◆ **What needs to be done**:
Show every line of the listing below that contains the word "Events".

◆ **Task input**:
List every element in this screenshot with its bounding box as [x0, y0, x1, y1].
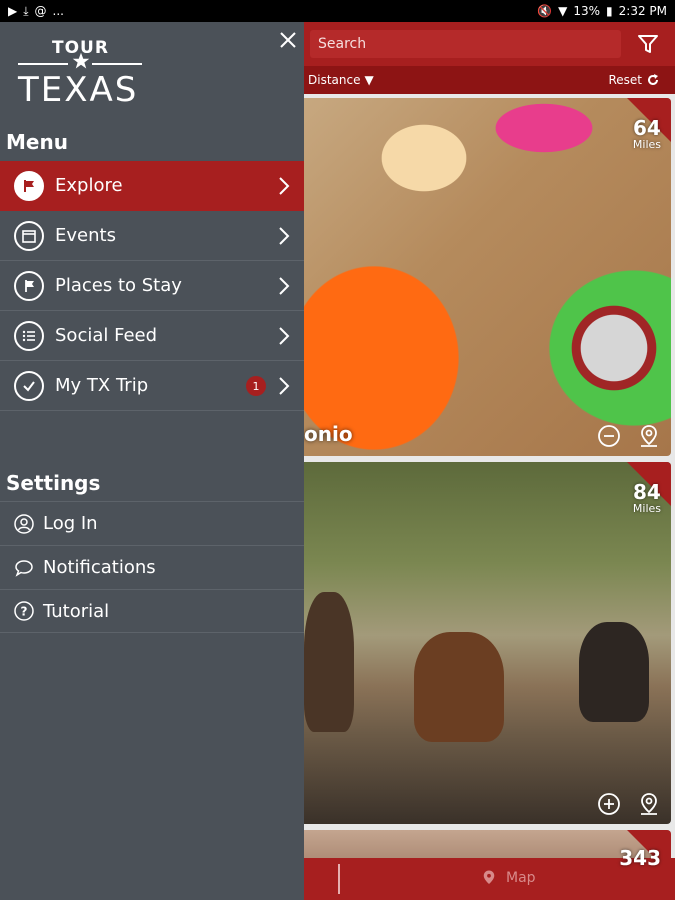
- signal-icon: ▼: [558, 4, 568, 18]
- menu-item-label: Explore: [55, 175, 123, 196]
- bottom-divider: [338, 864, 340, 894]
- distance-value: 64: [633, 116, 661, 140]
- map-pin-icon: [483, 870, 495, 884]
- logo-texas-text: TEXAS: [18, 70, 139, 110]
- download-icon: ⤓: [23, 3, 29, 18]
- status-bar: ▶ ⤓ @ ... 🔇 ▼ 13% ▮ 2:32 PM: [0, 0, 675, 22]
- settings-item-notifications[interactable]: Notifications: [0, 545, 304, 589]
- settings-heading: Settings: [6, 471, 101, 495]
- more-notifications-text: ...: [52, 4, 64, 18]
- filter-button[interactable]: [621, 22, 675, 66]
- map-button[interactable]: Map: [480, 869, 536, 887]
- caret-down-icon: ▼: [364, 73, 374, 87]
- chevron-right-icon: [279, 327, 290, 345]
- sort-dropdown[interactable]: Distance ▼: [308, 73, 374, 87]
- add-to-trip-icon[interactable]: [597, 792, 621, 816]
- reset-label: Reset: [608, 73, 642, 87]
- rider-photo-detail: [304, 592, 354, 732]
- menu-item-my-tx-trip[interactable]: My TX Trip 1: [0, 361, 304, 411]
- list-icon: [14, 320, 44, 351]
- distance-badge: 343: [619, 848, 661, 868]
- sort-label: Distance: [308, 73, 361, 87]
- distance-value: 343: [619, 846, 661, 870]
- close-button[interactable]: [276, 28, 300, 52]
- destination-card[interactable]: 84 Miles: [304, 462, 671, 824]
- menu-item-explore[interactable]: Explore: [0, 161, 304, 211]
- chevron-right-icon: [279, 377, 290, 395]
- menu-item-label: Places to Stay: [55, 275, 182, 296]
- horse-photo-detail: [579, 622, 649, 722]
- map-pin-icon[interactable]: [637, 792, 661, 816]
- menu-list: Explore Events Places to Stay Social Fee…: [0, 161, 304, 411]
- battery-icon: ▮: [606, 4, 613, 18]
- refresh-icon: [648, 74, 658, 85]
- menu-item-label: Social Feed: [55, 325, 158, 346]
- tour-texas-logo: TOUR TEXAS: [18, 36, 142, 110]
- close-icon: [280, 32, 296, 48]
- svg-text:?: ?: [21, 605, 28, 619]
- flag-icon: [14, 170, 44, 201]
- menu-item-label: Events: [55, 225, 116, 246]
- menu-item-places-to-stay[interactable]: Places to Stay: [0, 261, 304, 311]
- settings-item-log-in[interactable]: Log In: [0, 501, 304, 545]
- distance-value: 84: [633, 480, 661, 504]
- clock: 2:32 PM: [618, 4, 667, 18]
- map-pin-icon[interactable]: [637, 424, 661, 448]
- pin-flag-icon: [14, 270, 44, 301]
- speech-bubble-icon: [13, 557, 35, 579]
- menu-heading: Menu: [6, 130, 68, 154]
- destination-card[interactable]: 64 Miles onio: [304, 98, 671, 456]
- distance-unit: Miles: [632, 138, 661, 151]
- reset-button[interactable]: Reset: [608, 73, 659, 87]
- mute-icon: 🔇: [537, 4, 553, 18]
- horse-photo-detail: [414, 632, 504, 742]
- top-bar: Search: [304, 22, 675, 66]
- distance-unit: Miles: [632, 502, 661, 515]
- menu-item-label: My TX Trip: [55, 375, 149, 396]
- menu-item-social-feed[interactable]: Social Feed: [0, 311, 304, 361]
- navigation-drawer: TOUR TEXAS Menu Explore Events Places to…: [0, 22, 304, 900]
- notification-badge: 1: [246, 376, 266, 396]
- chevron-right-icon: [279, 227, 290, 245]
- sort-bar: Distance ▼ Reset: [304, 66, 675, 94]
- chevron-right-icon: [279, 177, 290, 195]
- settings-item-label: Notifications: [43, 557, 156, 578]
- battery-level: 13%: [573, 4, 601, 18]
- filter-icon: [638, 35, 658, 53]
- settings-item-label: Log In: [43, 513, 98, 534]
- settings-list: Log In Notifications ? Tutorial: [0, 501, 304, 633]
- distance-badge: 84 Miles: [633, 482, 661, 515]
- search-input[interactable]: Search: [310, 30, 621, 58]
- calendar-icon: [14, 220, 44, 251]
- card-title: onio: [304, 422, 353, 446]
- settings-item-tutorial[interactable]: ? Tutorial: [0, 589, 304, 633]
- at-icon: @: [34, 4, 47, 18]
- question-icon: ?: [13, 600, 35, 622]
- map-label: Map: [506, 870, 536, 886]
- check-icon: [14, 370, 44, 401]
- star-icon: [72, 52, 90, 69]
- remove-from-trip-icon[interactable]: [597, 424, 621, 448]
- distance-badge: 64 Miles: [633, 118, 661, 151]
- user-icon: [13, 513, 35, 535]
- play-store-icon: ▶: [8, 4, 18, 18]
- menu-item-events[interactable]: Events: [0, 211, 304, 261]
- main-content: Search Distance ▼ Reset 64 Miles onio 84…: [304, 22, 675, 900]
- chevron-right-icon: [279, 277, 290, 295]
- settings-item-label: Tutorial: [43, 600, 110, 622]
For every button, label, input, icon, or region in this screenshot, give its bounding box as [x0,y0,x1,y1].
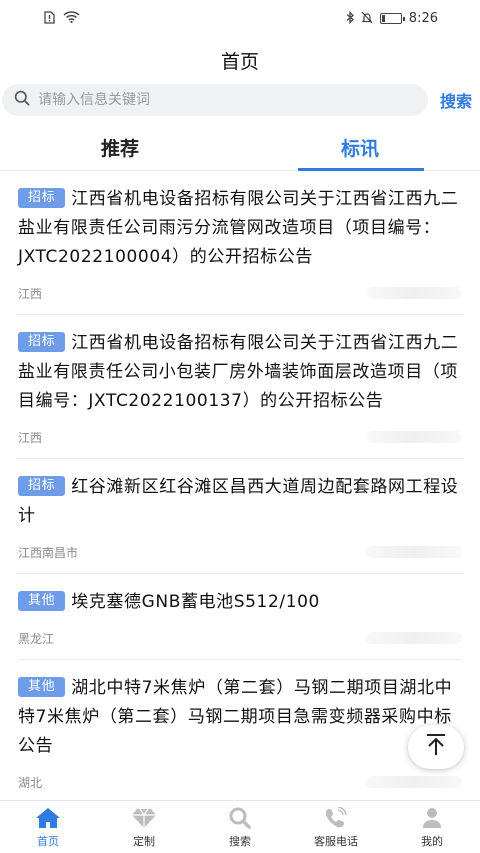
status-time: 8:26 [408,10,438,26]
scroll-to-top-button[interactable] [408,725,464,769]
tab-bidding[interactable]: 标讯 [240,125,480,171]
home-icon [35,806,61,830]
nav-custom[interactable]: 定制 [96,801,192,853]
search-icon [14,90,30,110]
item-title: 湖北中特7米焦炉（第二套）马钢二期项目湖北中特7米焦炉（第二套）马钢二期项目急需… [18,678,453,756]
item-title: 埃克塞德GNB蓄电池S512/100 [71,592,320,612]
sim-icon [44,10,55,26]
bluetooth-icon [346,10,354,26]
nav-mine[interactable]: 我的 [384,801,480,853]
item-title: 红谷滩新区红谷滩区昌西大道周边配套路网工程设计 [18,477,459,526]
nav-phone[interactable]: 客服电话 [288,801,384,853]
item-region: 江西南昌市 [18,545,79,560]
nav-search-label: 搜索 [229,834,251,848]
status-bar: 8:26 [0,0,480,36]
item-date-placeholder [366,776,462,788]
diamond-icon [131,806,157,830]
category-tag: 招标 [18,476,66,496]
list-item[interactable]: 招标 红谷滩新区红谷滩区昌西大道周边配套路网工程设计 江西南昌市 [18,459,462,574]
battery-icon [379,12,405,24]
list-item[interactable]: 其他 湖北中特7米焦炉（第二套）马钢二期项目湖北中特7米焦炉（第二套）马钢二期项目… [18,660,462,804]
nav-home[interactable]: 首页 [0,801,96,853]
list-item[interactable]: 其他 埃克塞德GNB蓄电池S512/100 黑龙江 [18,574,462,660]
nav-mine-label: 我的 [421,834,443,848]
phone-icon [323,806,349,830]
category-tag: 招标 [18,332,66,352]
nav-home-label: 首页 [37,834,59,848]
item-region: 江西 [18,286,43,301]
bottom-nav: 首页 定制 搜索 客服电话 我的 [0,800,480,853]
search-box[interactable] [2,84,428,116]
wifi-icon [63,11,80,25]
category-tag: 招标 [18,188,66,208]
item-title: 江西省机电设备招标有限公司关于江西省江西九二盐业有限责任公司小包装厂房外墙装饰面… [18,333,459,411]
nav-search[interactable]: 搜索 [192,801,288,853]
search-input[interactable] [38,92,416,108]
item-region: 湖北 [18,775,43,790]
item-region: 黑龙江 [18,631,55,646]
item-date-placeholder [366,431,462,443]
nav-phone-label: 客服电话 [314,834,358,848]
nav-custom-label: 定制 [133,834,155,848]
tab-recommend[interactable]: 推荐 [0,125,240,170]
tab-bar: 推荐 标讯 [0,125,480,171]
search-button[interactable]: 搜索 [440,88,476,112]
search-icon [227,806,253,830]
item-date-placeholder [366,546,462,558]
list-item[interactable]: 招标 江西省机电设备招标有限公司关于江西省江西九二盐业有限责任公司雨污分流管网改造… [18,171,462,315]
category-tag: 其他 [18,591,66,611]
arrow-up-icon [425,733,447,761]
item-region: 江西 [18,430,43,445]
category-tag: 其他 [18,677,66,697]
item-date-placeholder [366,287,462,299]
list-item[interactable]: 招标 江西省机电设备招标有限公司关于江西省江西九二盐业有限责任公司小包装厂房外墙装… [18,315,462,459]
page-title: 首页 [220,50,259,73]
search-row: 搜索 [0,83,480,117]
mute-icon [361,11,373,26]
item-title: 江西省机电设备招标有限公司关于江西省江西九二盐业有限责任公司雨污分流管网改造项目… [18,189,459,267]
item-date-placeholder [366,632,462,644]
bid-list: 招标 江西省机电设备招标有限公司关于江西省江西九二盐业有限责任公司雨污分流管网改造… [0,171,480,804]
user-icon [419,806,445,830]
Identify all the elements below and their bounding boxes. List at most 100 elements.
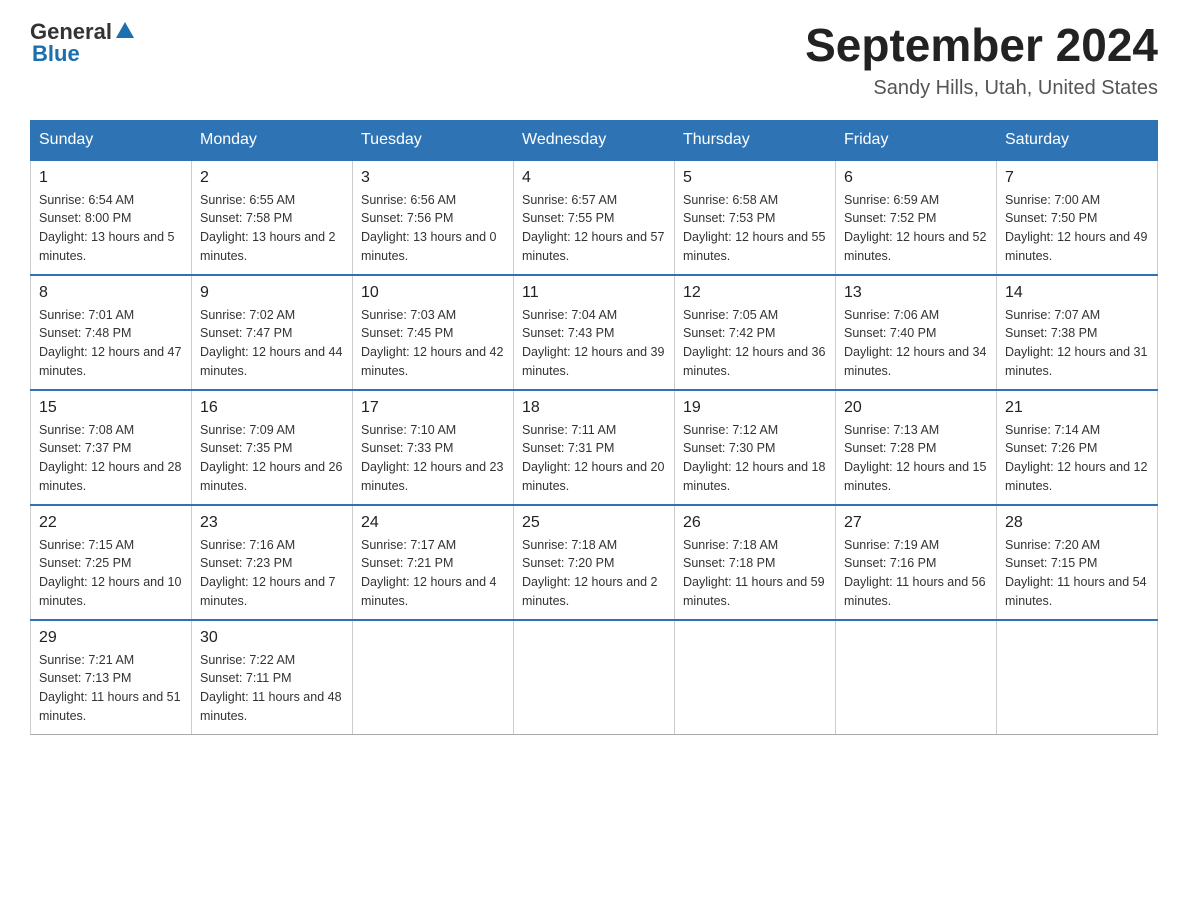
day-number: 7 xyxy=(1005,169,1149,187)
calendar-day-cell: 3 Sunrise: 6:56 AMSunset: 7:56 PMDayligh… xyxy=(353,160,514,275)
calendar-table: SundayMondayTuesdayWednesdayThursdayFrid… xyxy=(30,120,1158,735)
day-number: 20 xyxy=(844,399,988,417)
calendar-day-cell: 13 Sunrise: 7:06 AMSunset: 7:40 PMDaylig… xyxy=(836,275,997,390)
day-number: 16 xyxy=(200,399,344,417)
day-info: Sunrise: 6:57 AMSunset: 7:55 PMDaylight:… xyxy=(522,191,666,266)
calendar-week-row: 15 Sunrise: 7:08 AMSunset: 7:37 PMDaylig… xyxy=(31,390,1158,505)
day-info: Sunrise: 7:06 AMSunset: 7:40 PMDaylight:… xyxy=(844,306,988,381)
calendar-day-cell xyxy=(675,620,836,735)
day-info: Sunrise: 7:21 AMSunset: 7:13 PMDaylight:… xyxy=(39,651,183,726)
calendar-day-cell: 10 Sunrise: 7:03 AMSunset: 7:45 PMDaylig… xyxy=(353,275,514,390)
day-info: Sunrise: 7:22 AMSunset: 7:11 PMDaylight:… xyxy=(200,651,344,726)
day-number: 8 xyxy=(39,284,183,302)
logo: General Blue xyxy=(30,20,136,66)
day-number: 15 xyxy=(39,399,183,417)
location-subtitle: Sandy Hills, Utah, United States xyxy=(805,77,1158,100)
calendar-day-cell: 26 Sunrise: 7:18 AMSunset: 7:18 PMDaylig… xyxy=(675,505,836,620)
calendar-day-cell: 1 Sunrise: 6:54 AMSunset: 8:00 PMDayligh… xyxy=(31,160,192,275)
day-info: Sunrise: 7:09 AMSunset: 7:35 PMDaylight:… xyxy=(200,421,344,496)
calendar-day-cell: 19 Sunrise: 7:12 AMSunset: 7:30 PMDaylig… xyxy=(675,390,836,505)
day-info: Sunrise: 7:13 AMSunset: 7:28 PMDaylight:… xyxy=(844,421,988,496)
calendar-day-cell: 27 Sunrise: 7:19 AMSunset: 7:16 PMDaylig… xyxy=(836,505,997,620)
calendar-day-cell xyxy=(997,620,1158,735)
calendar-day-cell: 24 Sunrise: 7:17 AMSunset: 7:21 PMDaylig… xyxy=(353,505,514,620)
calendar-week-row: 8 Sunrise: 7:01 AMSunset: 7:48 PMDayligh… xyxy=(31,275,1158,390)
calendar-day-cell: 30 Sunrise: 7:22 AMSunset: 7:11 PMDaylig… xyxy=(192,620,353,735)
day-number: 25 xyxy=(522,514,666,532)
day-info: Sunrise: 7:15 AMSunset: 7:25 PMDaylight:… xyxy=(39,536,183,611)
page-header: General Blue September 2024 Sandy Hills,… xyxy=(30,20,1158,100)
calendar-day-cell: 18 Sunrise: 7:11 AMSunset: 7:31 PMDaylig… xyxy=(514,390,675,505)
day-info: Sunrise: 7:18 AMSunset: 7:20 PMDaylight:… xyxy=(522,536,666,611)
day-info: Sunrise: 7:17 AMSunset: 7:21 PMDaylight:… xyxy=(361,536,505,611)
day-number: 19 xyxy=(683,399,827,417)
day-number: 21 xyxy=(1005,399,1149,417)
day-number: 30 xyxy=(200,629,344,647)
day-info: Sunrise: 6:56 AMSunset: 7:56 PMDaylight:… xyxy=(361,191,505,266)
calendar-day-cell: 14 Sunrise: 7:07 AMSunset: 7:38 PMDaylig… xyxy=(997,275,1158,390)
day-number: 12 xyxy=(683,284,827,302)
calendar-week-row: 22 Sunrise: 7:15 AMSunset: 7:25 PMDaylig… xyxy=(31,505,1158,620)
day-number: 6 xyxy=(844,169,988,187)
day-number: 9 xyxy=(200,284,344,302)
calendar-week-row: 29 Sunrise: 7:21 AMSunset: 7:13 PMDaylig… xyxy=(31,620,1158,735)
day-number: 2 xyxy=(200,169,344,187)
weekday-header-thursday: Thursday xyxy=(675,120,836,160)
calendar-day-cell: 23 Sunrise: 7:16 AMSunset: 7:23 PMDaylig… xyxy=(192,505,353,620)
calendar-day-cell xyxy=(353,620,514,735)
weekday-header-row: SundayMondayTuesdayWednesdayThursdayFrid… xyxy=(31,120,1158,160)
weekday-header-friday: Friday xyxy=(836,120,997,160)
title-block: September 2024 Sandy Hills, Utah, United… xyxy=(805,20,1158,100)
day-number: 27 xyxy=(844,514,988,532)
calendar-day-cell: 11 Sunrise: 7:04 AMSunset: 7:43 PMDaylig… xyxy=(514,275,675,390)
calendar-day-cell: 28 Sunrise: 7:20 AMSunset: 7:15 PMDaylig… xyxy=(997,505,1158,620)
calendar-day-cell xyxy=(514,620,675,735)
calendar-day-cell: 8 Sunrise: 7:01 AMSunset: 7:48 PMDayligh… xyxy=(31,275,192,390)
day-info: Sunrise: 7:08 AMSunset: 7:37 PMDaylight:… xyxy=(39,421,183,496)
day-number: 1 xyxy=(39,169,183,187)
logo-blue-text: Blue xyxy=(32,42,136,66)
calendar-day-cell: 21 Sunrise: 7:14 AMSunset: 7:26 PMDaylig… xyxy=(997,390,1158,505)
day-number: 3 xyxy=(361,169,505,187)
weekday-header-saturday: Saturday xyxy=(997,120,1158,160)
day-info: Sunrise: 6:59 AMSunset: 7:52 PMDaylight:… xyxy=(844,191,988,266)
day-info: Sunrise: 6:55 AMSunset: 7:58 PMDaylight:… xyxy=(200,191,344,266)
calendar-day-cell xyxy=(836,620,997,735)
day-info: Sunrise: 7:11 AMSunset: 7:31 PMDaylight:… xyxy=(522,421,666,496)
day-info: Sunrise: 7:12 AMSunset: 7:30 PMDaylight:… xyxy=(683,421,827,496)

◆ **Solution**:
- menu-list: Explore Events Places to Stay Social Fee…: [0, 161, 304, 411]
- menu-item-label: Events: [55, 225, 116, 246]
- navigation-drawer: TOUR TEXAS Menu Explore Events Places to…: [0, 22, 304, 900]
- menu-item-events[interactable]: Events: [0, 211, 304, 261]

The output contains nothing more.